◆ Short exercise: Within the material below, find each line bearing the word "JSON" and present it.
• • •
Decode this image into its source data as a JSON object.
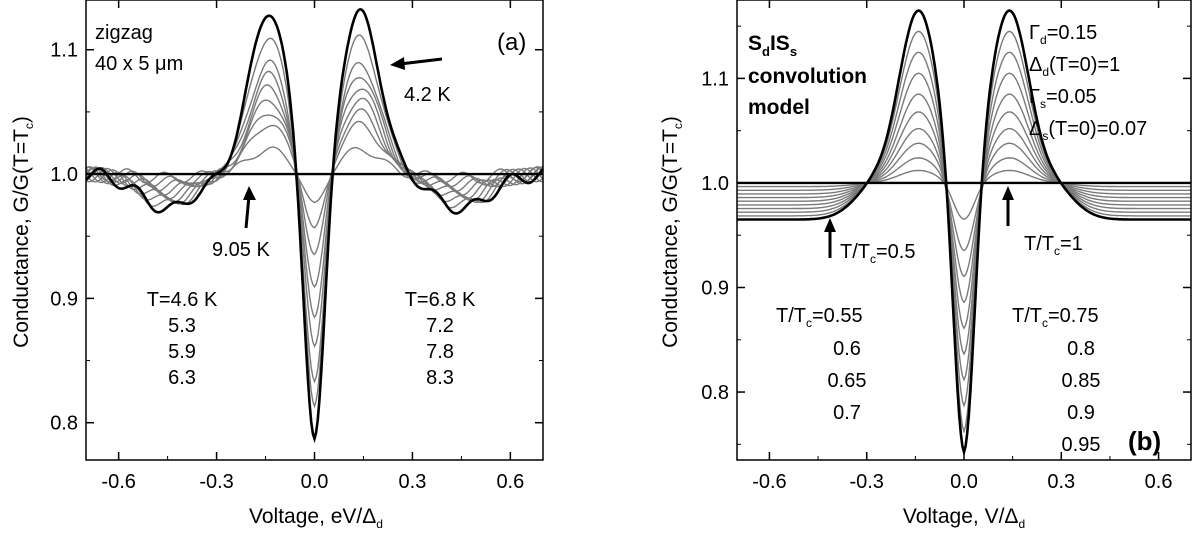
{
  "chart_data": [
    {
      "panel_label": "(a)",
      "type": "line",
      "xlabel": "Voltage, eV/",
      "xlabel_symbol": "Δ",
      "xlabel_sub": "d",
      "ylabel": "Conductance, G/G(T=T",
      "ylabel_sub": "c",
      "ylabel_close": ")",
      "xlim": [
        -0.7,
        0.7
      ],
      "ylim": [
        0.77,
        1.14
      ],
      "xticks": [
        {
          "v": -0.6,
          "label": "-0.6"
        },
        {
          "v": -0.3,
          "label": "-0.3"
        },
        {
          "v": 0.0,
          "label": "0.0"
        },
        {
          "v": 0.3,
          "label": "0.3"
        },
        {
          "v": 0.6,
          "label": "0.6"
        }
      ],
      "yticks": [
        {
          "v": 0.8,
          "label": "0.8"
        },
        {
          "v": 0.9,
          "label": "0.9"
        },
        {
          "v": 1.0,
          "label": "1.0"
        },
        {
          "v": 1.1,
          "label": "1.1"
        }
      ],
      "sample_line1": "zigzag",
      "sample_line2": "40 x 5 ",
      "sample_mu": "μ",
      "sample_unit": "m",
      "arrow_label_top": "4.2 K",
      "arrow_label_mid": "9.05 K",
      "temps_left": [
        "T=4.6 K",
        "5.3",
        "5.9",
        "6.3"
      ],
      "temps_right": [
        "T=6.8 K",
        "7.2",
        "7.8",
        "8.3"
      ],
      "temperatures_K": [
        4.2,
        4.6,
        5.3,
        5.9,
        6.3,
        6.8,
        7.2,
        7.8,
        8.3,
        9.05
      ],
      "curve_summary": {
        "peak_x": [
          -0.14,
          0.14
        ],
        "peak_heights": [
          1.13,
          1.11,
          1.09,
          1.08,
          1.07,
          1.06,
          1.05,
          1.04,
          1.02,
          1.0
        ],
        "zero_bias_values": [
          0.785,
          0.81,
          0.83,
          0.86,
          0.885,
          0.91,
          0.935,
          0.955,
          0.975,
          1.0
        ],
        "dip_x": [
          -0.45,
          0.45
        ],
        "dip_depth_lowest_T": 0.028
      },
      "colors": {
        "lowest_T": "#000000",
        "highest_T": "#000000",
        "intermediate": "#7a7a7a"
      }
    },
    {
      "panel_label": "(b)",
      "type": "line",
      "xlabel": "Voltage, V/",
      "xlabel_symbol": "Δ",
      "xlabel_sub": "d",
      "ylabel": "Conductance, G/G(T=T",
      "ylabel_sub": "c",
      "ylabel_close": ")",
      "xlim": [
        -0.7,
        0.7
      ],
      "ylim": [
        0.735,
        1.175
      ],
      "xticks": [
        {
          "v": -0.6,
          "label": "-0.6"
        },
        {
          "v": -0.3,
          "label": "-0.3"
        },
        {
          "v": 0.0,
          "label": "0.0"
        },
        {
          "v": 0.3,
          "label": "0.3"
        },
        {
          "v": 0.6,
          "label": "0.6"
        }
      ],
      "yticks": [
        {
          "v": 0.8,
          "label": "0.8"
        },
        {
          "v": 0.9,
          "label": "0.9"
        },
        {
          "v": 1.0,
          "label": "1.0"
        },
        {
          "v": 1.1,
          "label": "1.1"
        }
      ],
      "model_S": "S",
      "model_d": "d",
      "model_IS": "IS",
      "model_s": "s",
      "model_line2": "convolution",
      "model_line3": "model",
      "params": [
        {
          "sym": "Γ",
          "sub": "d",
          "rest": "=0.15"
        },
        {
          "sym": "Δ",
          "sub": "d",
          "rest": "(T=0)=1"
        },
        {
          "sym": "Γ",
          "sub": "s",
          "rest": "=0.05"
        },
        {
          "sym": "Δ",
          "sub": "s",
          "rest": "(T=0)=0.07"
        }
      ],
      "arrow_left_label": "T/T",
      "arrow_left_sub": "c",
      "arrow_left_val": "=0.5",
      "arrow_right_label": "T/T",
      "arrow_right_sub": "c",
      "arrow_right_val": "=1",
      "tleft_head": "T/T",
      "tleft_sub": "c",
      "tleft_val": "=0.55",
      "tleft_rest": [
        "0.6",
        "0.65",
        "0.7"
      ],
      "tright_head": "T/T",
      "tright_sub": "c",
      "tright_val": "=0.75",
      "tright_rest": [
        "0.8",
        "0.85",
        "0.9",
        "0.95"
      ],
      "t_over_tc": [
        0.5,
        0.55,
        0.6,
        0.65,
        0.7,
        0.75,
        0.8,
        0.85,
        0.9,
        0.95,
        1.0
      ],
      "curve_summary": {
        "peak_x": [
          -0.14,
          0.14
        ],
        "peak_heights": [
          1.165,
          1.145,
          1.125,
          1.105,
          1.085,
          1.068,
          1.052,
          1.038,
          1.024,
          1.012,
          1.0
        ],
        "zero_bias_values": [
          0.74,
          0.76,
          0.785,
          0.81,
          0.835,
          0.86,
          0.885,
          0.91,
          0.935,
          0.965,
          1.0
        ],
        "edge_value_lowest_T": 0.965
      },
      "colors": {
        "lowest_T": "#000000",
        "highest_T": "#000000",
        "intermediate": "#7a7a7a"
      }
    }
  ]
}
• • •
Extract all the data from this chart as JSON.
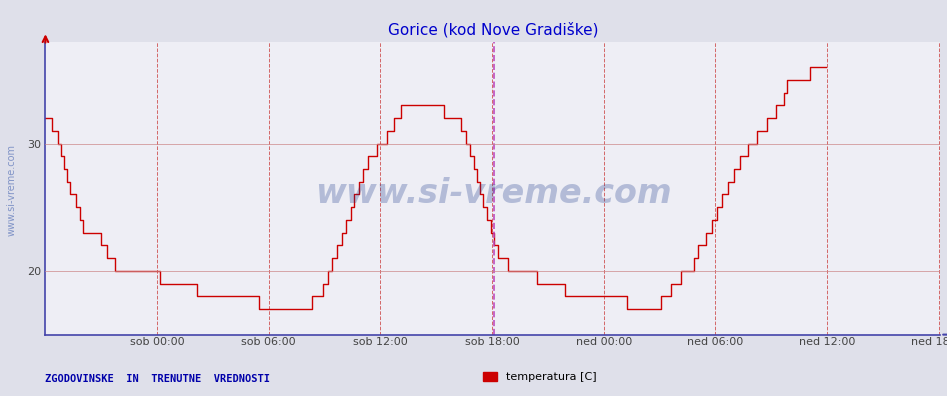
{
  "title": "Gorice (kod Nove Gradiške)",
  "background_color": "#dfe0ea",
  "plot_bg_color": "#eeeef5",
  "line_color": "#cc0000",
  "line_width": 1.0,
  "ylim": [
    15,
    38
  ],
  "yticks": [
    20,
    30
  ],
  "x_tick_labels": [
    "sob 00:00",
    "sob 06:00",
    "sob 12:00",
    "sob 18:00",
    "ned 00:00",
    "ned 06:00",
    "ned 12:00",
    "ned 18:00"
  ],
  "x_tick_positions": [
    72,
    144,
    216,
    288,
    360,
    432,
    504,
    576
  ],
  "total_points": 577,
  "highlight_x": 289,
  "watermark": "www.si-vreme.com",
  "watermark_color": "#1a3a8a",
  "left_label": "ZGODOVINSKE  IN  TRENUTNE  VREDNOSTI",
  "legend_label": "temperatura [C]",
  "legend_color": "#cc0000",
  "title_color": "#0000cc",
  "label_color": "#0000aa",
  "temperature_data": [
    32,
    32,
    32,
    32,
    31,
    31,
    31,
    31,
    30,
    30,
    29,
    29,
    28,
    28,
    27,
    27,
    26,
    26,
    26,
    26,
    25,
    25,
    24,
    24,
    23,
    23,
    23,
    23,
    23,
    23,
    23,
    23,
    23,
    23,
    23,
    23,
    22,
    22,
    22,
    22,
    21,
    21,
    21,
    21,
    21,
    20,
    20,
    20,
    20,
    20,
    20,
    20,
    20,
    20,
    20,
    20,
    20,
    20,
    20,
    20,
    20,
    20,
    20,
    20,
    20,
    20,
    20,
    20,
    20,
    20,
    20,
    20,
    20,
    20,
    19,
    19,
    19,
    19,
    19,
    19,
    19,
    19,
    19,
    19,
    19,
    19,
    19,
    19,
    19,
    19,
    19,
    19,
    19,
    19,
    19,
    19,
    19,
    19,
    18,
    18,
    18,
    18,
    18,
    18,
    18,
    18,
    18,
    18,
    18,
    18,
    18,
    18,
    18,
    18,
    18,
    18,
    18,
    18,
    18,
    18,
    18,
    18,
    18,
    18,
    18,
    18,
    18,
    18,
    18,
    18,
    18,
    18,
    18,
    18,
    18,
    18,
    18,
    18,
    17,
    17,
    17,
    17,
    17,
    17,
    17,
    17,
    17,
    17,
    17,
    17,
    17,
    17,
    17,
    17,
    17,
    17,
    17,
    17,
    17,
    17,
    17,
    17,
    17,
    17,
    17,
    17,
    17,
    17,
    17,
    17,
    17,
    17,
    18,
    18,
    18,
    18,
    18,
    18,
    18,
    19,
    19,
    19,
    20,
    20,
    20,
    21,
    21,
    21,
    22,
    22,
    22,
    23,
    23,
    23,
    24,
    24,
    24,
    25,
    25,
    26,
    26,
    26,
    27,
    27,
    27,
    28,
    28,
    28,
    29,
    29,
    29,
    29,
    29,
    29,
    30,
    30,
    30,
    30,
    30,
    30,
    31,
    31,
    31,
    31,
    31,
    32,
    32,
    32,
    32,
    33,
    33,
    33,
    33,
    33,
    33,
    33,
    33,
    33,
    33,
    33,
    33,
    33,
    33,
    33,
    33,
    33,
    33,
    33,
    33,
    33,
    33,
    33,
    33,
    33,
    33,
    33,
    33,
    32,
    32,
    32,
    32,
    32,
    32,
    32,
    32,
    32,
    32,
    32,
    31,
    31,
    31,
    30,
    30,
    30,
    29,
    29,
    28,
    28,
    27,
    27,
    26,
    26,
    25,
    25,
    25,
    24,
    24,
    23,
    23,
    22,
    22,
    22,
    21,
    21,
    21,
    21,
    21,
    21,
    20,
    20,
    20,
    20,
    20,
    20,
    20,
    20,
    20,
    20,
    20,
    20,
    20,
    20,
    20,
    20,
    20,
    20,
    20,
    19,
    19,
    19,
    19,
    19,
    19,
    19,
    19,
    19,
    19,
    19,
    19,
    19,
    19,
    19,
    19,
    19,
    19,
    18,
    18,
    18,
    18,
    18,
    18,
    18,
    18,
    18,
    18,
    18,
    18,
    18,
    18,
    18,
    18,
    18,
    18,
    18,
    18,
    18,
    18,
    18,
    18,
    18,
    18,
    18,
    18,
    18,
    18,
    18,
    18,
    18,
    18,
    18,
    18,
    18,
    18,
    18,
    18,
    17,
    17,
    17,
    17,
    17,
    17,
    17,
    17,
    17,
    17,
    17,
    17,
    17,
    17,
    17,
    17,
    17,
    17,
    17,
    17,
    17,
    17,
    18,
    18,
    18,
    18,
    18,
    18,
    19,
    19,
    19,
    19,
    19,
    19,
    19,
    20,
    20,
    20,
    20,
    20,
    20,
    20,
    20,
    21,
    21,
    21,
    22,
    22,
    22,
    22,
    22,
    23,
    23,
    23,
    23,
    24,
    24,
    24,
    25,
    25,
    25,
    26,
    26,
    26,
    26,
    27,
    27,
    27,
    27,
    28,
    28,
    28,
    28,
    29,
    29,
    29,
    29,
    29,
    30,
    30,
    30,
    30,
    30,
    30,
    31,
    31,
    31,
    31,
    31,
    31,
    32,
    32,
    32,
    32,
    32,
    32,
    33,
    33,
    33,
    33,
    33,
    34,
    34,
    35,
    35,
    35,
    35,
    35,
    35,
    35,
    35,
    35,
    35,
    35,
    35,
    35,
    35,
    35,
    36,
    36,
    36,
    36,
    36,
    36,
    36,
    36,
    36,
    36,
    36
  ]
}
• • •
◆ Completed exercise:
Decode this image into its source data as a JSON object.
Extract all the data from this chart as JSON.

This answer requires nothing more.